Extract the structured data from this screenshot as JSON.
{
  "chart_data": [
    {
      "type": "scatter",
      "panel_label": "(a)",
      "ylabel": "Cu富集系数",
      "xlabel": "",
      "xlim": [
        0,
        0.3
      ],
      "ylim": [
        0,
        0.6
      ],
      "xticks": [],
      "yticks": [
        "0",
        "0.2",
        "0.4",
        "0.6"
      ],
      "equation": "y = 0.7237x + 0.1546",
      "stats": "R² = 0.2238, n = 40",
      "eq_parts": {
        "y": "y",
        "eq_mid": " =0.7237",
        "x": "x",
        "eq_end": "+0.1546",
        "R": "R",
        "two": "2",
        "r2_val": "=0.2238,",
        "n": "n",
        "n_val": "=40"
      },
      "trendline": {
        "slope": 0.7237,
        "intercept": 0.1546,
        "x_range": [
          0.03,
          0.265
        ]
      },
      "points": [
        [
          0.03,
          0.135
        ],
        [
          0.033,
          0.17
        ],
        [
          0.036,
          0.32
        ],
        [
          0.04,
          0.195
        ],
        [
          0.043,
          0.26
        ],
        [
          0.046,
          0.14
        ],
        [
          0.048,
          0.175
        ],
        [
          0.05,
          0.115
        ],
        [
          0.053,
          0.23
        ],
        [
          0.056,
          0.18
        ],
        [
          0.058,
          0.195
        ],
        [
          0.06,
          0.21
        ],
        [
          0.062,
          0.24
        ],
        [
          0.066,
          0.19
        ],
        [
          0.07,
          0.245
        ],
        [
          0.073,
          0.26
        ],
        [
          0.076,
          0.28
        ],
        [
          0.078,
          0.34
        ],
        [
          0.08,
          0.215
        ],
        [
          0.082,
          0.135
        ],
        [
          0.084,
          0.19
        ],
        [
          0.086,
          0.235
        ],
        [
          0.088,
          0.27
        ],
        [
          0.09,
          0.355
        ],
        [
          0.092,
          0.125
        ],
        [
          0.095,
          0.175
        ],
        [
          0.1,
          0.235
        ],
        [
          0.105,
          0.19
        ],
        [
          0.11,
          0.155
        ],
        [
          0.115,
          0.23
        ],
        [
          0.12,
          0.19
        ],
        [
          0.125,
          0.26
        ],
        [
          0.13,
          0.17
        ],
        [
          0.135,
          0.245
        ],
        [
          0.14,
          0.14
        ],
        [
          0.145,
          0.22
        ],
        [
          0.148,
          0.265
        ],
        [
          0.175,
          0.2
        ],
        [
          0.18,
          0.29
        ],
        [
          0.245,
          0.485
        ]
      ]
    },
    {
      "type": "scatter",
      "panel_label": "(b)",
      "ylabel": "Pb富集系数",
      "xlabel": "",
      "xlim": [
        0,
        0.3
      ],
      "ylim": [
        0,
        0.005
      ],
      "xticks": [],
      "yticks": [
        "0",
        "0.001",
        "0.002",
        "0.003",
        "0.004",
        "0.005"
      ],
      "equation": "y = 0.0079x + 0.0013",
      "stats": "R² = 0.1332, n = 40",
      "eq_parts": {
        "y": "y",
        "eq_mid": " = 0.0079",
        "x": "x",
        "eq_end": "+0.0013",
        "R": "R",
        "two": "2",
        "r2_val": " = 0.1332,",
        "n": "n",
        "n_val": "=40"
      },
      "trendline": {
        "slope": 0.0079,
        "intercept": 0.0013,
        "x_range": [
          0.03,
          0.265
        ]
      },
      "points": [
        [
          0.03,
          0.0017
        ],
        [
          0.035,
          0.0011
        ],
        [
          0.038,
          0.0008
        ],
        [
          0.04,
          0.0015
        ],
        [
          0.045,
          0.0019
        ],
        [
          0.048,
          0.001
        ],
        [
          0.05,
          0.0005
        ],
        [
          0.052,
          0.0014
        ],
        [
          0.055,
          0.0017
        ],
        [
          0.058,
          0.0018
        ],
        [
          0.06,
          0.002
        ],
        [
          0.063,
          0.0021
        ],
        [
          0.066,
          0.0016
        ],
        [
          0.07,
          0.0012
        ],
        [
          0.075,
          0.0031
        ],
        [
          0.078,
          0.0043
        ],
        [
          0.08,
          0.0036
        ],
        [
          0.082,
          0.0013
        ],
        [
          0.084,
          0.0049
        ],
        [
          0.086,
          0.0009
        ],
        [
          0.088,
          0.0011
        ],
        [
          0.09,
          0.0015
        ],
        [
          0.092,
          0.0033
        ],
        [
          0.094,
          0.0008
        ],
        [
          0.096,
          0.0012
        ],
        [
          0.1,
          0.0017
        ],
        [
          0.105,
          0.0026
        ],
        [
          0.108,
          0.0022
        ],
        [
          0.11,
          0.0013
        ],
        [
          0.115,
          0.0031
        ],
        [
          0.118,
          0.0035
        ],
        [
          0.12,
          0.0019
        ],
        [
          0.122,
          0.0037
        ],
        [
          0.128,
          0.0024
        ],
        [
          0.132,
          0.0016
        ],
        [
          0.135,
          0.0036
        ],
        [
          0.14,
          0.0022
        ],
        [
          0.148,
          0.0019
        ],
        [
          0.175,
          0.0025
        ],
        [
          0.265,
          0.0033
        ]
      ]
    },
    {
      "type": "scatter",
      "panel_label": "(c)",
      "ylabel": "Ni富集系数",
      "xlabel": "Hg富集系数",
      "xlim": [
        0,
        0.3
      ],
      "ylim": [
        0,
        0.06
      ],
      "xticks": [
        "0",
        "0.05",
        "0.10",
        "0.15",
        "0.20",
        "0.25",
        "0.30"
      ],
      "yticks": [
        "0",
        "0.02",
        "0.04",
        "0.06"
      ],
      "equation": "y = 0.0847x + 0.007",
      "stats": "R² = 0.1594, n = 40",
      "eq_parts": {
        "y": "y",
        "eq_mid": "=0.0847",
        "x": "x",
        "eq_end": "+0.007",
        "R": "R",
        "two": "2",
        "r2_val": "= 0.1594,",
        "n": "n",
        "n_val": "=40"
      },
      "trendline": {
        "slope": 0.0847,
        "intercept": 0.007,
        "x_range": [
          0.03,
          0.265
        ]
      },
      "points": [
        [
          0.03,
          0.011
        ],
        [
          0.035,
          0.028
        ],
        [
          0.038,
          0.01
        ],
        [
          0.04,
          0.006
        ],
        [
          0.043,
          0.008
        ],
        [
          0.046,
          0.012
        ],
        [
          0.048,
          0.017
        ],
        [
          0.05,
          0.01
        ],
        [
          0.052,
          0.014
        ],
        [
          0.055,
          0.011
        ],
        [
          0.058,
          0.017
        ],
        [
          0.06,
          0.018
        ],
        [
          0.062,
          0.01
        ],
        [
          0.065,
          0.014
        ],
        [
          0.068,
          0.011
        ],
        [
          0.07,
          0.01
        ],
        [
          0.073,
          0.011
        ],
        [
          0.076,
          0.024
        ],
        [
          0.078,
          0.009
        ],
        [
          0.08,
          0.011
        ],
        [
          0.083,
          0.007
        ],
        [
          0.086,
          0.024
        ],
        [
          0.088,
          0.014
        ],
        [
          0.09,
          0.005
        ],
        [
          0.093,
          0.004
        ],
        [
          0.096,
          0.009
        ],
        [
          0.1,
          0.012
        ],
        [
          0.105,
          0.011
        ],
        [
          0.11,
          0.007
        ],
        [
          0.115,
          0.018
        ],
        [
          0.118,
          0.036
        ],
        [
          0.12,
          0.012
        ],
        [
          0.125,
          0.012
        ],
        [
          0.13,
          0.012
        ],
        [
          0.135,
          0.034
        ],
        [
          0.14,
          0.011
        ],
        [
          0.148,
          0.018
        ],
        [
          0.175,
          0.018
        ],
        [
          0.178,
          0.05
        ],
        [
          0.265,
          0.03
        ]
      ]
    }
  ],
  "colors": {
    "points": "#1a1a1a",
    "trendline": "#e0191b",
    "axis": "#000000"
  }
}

════════

__Instructions for the task__:
Your task is to repeat the data exactly, with nothing left out.

__Solved exercise__:
Extract the structured data from this screenshot as JSON.
{
  "chart_data": [
    {
      "type": "scatter",
      "panel_label": "(a)",
      "ylabel": "Cu富集系数",
      "xlabel": "",
      "xlim": [
        0,
        0.3
      ],
      "ylim": [
        0,
        0.6
      ],
      "xticks": [],
      "yticks": [
        "0",
        "0.2",
        "0.4",
        "0.6"
      ],
      "equation": "y = 0.7237x + 0.1546",
      "stats": "R² = 0.2238, n = 40",
      "eq_parts": {
        "y": "y",
        "eq_mid": " =0.7237",
        "x": "x",
        "eq_end": "+0.1546",
        "R": "R",
        "two": "2",
        "r2_val": "=0.2238,",
        "n": "n",
        "n_val": "=40"
      },
      "trendline": {
        "slope": 0.7237,
        "intercept": 0.1546,
        "x_range": [
          0.03,
          0.265
        ]
      },
      "points": [
        [
          0.03,
          0.135
        ],
        [
          0.033,
          0.17
        ],
        [
          0.036,
          0.32
        ],
        [
          0.04,
          0.195
        ],
        [
          0.043,
          0.26
        ],
        [
          0.046,
          0.14
        ],
        [
          0.048,
          0.175
        ],
        [
          0.05,
          0.115
        ],
        [
          0.053,
          0.23
        ],
        [
          0.056,
          0.18
        ],
        [
          0.058,
          0.195
        ],
        [
          0.06,
          0.21
        ],
        [
          0.062,
          0.24
        ],
        [
          0.066,
          0.19
        ],
        [
          0.07,
          0.245
        ],
        [
          0.073,
          0.26
        ],
        [
          0.076,
          0.28
        ],
        [
          0.078,
          0.34
        ],
        [
          0.08,
          0.215
        ],
        [
          0.082,
          0.135
        ],
        [
          0.084,
          0.19
        ],
        [
          0.086,
          0.235
        ],
        [
          0.088,
          0.27
        ],
        [
          0.09,
          0.355
        ],
        [
          0.092,
          0.125
        ],
        [
          0.095,
          0.175
        ],
        [
          0.1,
          0.235
        ],
        [
          0.105,
          0.19
        ],
        [
          0.11,
          0.155
        ],
        [
          0.115,
          0.23
        ],
        [
          0.12,
          0.19
        ],
        [
          0.125,
          0.26
        ],
        [
          0.13,
          0.17
        ],
        [
          0.135,
          0.245
        ],
        [
          0.14,
          0.14
        ],
        [
          0.145,
          0.22
        ],
        [
          0.148,
          0.265
        ],
        [
          0.175,
          0.2
        ],
        [
          0.18,
          0.29
        ],
        [
          0.245,
          0.485
        ]
      ]
    },
    {
      "type": "scatter",
      "panel_label": "(b)",
      "ylabel": "Pb富集系数",
      "xlabel": "",
      "xlim": [
        0,
        0.3
      ],
      "ylim": [
        0,
        0.005
      ],
      "xticks": [],
      "yticks": [
        "0",
        "0.001",
        "0.002",
        "0.003",
        "0.004",
        "0.005"
      ],
      "equation": "y = 0.0079x + 0.0013",
      "stats": "R² = 0.1332, n = 40",
      "eq_parts": {
        "y": "y",
        "eq_mid": " = 0.0079",
        "x": "x",
        "eq_end": "+0.0013",
        "R": "R",
        "two": "2",
        "r2_val": " = 0.1332,",
        "n": "n",
        "n_val": "=40"
      },
      "trendline": {
        "slope": 0.0079,
        "intercept": 0.0013,
        "x_range": [
          0.03,
          0.265
        ]
      },
      "points": [
        [
          0.03,
          0.0017
        ],
        [
          0.035,
          0.0011
        ],
        [
          0.038,
          0.0008
        ],
        [
          0.04,
          0.0015
        ],
        [
          0.045,
          0.0019
        ],
        [
          0.048,
          0.001
        ],
        [
          0.05,
          0.0005
        ],
        [
          0.052,
          0.0014
        ],
        [
          0.055,
          0.0017
        ],
        [
          0.058,
          0.0018
        ],
        [
          0.06,
          0.002
        ],
        [
          0.063,
          0.0021
        ],
        [
          0.066,
          0.0016
        ],
        [
          0.07,
          0.0012
        ],
        [
          0.075,
          0.0031
        ],
        [
          0.078,
          0.0043
        ],
        [
          0.08,
          0.0036
        ],
        [
          0.082,
          0.0013
        ],
        [
          0.084,
          0.0049
        ],
        [
          0.086,
          0.0009
        ],
        [
          0.088,
          0.0011
        ],
        [
          0.09,
          0.0015
        ],
        [
          0.092,
          0.0033
        ],
        [
          0.094,
          0.0008
        ],
        [
          0.096,
          0.0012
        ],
        [
          0.1,
          0.0017
        ],
        [
          0.105,
          0.0026
        ],
        [
          0.108,
          0.0022
        ],
        [
          0.11,
          0.0013
        ],
        [
          0.115,
          0.0031
        ],
        [
          0.118,
          0.0035
        ],
        [
          0.12,
          0.0019
        ],
        [
          0.122,
          0.0037
        ],
        [
          0.128,
          0.0024
        ],
        [
          0.132,
          0.0016
        ],
        [
          0.135,
          0.0036
        ],
        [
          0.14,
          0.0022
        ],
        [
          0.148,
          0.0019
        ],
        [
          0.175,
          0.0025
        ],
        [
          0.265,
          0.0033
        ]
      ]
    },
    {
      "type": "scatter",
      "panel_label": "(c)",
      "ylabel": "Ni富集系数",
      "xlabel": "Hg富集系数",
      "xlim": [
        0,
        0.3
      ],
      "ylim": [
        0,
        0.06
      ],
      "xticks": [
        "0",
        "0.05",
        "0.10",
        "0.15",
        "0.20",
        "0.25",
        "0.30"
      ],
      "yticks": [
        "0",
        "0.02",
        "0.04",
        "0.06"
      ],
      "equation": "y = 0.0847x + 0.007",
      "stats": "R² = 0.1594, n = 40",
      "eq_parts": {
        "y": "y",
        "eq_mid": "=0.0847",
        "x": "x",
        "eq_end": "+0.007",
        "R": "R",
        "two": "2",
        "r2_val": "= 0.1594,",
        "n": "n",
        "n_val": "=40"
      },
      "trendline": {
        "slope": 0.0847,
        "intercept": 0.007,
        "x_range": [
          0.03,
          0.265
        ]
      },
      "points": [
        [
          0.03,
          0.011
        ],
        [
          0.035,
          0.028
        ],
        [
          0.038,
          0.01
        ],
        [
          0.04,
          0.006
        ],
        [
          0.043,
          0.008
        ],
        [
          0.046,
          0.012
        ],
        [
          0.048,
          0.017
        ],
        [
          0.05,
          0.01
        ],
        [
          0.052,
          0.014
        ],
        [
          0.055,
          0.011
        ],
        [
          0.058,
          0.017
        ],
        [
          0.06,
          0.018
        ],
        [
          0.062,
          0.01
        ],
        [
          0.065,
          0.014
        ],
        [
          0.068,
          0.011
        ],
        [
          0.07,
          0.01
        ],
        [
          0.073,
          0.011
        ],
        [
          0.076,
          0.024
        ],
        [
          0.078,
          0.009
        ],
        [
          0.08,
          0.011
        ],
        [
          0.083,
          0.007
        ],
        [
          0.086,
          0.024
        ],
        [
          0.088,
          0.014
        ],
        [
          0.09,
          0.005
        ],
        [
          0.093,
          0.004
        ],
        [
          0.096,
          0.009
        ],
        [
          0.1,
          0.012
        ],
        [
          0.105,
          0.011
        ],
        [
          0.11,
          0.007
        ],
        [
          0.115,
          0.018
        ],
        [
          0.118,
          0.036
        ],
        [
          0.12,
          0.012
        ],
        [
          0.125,
          0.012
        ],
        [
          0.13,
          0.012
        ],
        [
          0.135,
          0.034
        ],
        [
          0.14,
          0.011
        ],
        [
          0.148,
          0.018
        ],
        [
          0.175,
          0.018
        ],
        [
          0.178,
          0.05
        ],
        [
          0.265,
          0.03
        ]
      ]
    }
  ],
  "colors": {
    "points": "#1a1a1a",
    "trendline": "#e0191b",
    "axis": "#000000"
  }
}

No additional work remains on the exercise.